> _EXERCISE INPUTS_
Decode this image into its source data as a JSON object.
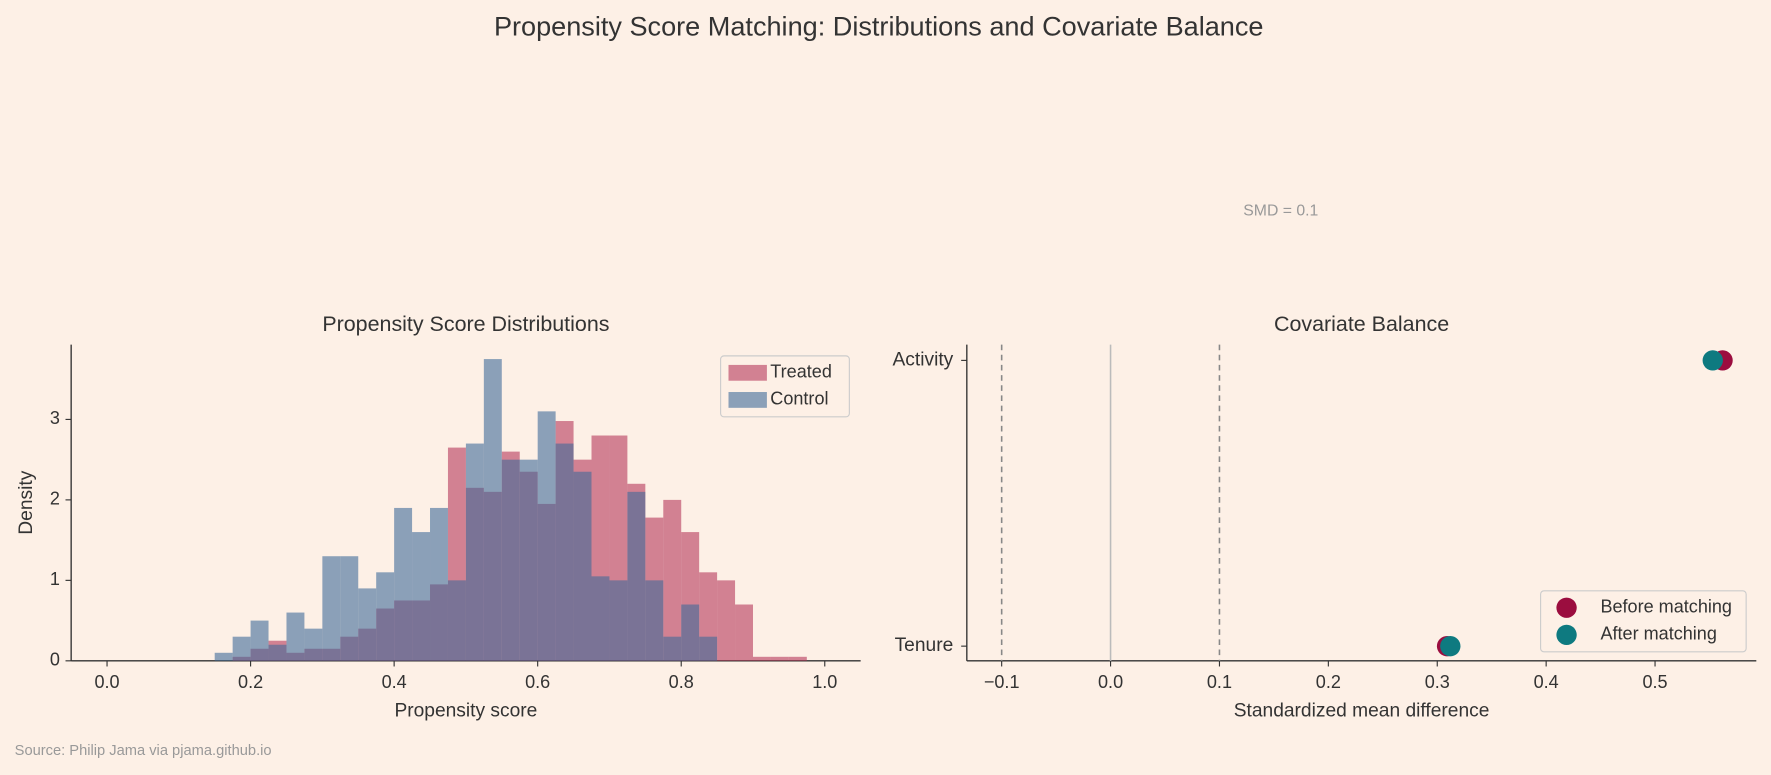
{
  "title": "Propensity Score Matching: Distributions and Covariate Balance",
  "source": "Source: Philip Jama via pjama.github.io",
  "chart_data": [
    {
      "type": "histogram",
      "title": "Propensity Score Distributions",
      "x_label": "Propensity score",
      "y_label": "Density",
      "bins": [
        0.15,
        0.175,
        0.2,
        0.225,
        0.25,
        0.275,
        0.3,
        0.325,
        0.35,
        0.375,
        0.4,
        0.425,
        0.45,
        0.475,
        0.5,
        0.525,
        0.55,
        0.575,
        0.6,
        0.625,
        0.65,
        0.675,
        0.7,
        0.725,
        0.75,
        0.775,
        0.8,
        0.825,
        0.85,
        0.875,
        0.9,
        0.925,
        0.95,
        0.975
      ],
      "series": [
        {
          "name": "Treated",
          "color": "#b5375a",
          "values": [
            0,
            0.05,
            0.15,
            0.25,
            0.1,
            0.15,
            0.15,
            0.3,
            0.4,
            0.65,
            0.75,
            0.75,
            0.95,
            2.65,
            2.15,
            2.1,
            2.6,
            2.35,
            1.95,
            2.98,
            2.5,
            2.8,
            2.8,
            2.2,
            1.78,
            2.0,
            1.6,
            1.1,
            1.0,
            0.7,
            0.05,
            0.05,
            0.05
          ]
        },
        {
          "name": "Control",
          "color": "#3f6a9a",
          "values": [
            0.1,
            0.3,
            0.5,
            0.2,
            0.6,
            0.4,
            1.3,
            1.3,
            0.9,
            1.1,
            1.9,
            1.6,
            1.9,
            1.0,
            2.7,
            3.75,
            2.5,
            2.5,
            3.1,
            2.7,
            2.35,
            1.05,
            1.0,
            2.1,
            1.0,
            0.3,
            0.7,
            0.3,
            0,
            0,
            0,
            0,
            0
          ]
        }
      ],
      "xlim": [
        -0.05,
        1.05
      ],
      "xticks": [
        {
          "value": 0,
          "label": "0.0"
        },
        0.2,
        0.4,
        0.6,
        0.8,
        {
          "value": 1,
          "label": "1.0"
        }
      ],
      "ylim": [
        0,
        3.93
      ],
      "yticks": [
        0,
        1,
        2,
        3
      ],
      "legend": "upper right"
    },
    {
      "type": "dotplot",
      "title": "Covariate Balance",
      "x_label": "Standardized mean difference",
      "categories": [
        "Tenure",
        "Activity"
      ],
      "series": [
        {
          "name": "Before matching",
          "color": "#9b0d3f",
          "values": [
            0.309,
            0.562
          ]
        },
        {
          "name": "After matching",
          "color": "#0e7a80",
          "values": [
            0.312,
            0.553
          ]
        }
      ],
      "xlim": [
        -0.132,
        0.593
      ],
      "xticks": [
        {
          "value": -0.1,
          "label": "−0.1"
        },
        {
          "value": 0,
          "label": "0.0"
        },
        0.1,
        0.2,
        0.3,
        0.4,
        0.5
      ],
      "reference_lines": [
        -0.1,
        0,
        0.1
      ],
      "reference_styles": [
        "dashed",
        "solid",
        "dashed"
      ],
      "annotation": "SMD = 0.1",
      "legend": "lower right"
    }
  ]
}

> _EXERCISE REQUIREMENTS_
Copy the records above exactly, leaving out every picture.

> _ANSWER TO THIS TASK_
Decode this image into its source data as a JSON object.
{
  "title": "Propensity Score Matching: Distributions and Covariate Balance",
  "source": "Source: Philip Jama via pjama.github.io",
  "chart_data": [
    {
      "type": "histogram",
      "title": "Propensity Score Distributions",
      "x_label": "Propensity score",
      "y_label": "Density",
      "bins": [
        0.15,
        0.175,
        0.2,
        0.225,
        0.25,
        0.275,
        0.3,
        0.325,
        0.35,
        0.375,
        0.4,
        0.425,
        0.45,
        0.475,
        0.5,
        0.525,
        0.55,
        0.575,
        0.6,
        0.625,
        0.65,
        0.675,
        0.7,
        0.725,
        0.75,
        0.775,
        0.8,
        0.825,
        0.85,
        0.875,
        0.9,
        0.925,
        0.95,
        0.975
      ],
      "series": [
        {
          "name": "Treated",
          "color": "#b5375a",
          "values": [
            0,
            0.05,
            0.15,
            0.25,
            0.1,
            0.15,
            0.15,
            0.3,
            0.4,
            0.65,
            0.75,
            0.75,
            0.95,
            2.65,
            2.15,
            2.1,
            2.6,
            2.35,
            1.95,
            2.98,
            2.5,
            2.8,
            2.8,
            2.2,
            1.78,
            2.0,
            1.6,
            1.1,
            1.0,
            0.7,
            0.05,
            0.05,
            0.05
          ]
        },
        {
          "name": "Control",
          "color": "#3f6a9a",
          "values": [
            0.1,
            0.3,
            0.5,
            0.2,
            0.6,
            0.4,
            1.3,
            1.3,
            0.9,
            1.1,
            1.9,
            1.6,
            1.9,
            1.0,
            2.7,
            3.75,
            2.5,
            2.5,
            3.1,
            2.7,
            2.35,
            1.05,
            1.0,
            2.1,
            1.0,
            0.3,
            0.7,
            0.3,
            0,
            0,
            0,
            0,
            0
          ]
        }
      ],
      "xlim": [
        -0.05,
        1.05
      ],
      "xticks": [
        {
          "value": 0,
          "label": "0.0"
        },
        0.2,
        0.4,
        0.6,
        0.8,
        {
          "value": 1,
          "label": "1.0"
        }
      ],
      "ylim": [
        0,
        3.93
      ],
      "yticks": [
        0,
        1,
        2,
        3
      ],
      "legend": "upper right"
    },
    {
      "type": "dotplot",
      "title": "Covariate Balance",
      "x_label": "Standardized mean difference",
      "categories": [
        "Tenure",
        "Activity"
      ],
      "series": [
        {
          "name": "Before matching",
          "color": "#9b0d3f",
          "values": [
            0.309,
            0.562
          ]
        },
        {
          "name": "After matching",
          "color": "#0e7a80",
          "values": [
            0.312,
            0.553
          ]
        }
      ],
      "xlim": [
        -0.132,
        0.593
      ],
      "xticks": [
        {
          "value": -0.1,
          "label": "−0.1"
        },
        {
          "value": 0,
          "label": "0.0"
        },
        0.1,
        0.2,
        0.3,
        0.4,
        0.5
      ],
      "reference_lines": [
        -0.1,
        0,
        0.1
      ],
      "reference_styles": [
        "dashed",
        "solid",
        "dashed"
      ],
      "annotation": "SMD = 0.1",
      "legend": "lower right"
    }
  ]
}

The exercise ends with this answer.